### Job
Would it be possible to write out each entry below exactly, without the pictures?

* * *

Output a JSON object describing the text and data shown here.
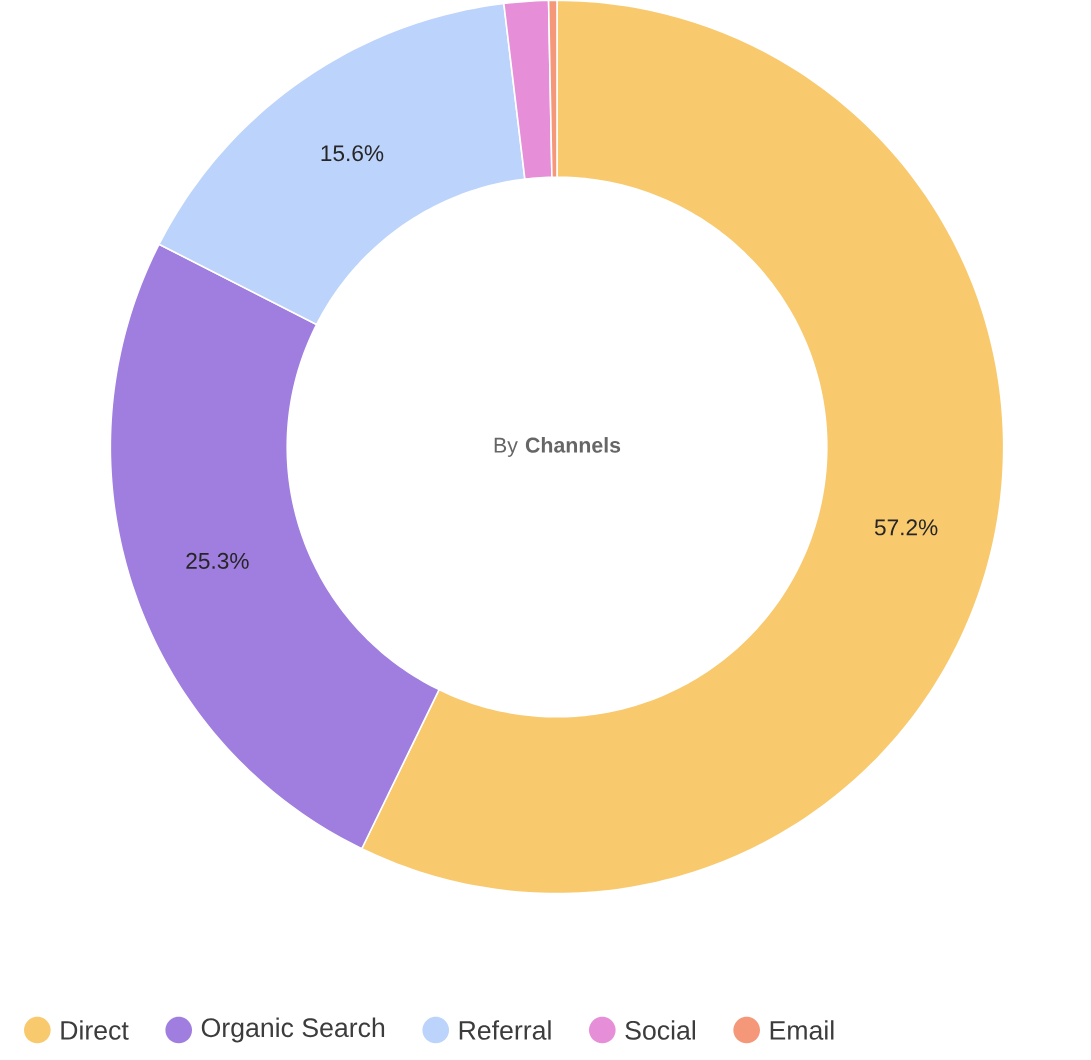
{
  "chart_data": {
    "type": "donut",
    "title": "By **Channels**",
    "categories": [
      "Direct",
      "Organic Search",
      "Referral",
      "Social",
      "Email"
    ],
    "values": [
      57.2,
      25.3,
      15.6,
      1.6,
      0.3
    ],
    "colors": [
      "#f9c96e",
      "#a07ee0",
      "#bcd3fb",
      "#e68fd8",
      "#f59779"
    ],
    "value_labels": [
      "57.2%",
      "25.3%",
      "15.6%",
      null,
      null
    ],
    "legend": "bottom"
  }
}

* * *

### Answer to this problem
Output a JSON object describing the text and data shown here.
{
  "chart_data": {
    "type": "donut",
    "title": "By **Channels**",
    "categories": [
      "Direct",
      "Organic Search",
      "Referral",
      "Social",
      "Email"
    ],
    "values": [
      57.2,
      25.3,
      15.6,
      1.6,
      0.3
    ],
    "colors": [
      "#f9c96e",
      "#a07ee0",
      "#bcd3fb",
      "#e68fd8",
      "#f59779"
    ],
    "value_labels": [
      "57.2%",
      "25.3%",
      "15.6%",
      null,
      null
    ],
    "legend": "bottom"
  }
}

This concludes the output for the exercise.